Directions: In the records below, count every line containing "nosso". Reply with the number only.

Data for the task:
----------------------------------------

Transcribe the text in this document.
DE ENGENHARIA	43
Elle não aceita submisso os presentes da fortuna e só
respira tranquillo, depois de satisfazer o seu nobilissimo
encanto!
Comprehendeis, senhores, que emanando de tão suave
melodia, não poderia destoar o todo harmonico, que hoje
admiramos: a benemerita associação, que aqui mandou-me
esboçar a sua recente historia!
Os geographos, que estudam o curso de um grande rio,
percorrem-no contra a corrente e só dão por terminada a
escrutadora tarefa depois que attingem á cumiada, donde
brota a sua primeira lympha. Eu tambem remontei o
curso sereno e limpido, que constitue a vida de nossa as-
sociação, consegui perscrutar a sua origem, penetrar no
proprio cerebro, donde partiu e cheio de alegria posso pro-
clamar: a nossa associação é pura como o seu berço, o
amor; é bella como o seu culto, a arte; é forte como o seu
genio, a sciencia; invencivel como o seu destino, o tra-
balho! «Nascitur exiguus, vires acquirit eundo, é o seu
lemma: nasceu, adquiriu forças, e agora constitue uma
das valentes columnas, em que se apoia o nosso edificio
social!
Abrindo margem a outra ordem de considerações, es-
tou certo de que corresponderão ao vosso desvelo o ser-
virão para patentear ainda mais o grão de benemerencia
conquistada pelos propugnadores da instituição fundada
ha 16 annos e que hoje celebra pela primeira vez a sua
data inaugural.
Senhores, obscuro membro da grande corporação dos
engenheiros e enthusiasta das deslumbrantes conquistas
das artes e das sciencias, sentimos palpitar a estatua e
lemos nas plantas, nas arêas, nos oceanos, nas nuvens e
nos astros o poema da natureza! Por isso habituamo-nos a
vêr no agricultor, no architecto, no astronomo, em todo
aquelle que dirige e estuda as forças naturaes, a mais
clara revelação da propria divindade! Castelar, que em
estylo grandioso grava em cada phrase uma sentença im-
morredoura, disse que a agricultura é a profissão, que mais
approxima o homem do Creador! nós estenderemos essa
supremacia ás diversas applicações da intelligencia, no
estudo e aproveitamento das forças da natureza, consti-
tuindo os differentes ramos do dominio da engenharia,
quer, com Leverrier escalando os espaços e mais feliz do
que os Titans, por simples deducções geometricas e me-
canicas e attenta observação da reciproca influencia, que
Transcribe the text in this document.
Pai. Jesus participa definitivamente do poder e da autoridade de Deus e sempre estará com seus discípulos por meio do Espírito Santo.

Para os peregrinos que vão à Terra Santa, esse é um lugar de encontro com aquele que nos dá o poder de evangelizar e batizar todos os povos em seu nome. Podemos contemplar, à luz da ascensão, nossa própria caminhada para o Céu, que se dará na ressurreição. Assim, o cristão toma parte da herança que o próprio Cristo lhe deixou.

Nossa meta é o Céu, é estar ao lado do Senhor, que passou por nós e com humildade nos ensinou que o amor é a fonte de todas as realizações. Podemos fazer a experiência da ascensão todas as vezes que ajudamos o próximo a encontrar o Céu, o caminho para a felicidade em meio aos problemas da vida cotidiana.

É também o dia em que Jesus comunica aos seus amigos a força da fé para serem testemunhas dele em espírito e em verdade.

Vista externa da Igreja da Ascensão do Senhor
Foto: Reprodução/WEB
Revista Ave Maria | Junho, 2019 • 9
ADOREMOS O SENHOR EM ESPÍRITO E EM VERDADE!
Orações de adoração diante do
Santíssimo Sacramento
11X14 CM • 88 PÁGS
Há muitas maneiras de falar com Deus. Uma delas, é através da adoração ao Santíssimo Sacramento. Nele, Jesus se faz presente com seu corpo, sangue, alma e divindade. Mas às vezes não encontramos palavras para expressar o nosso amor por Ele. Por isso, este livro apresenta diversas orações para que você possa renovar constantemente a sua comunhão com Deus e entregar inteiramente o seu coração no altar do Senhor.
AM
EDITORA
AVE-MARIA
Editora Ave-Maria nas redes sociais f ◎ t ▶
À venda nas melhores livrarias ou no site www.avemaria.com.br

----------------------------------------

Solution: 2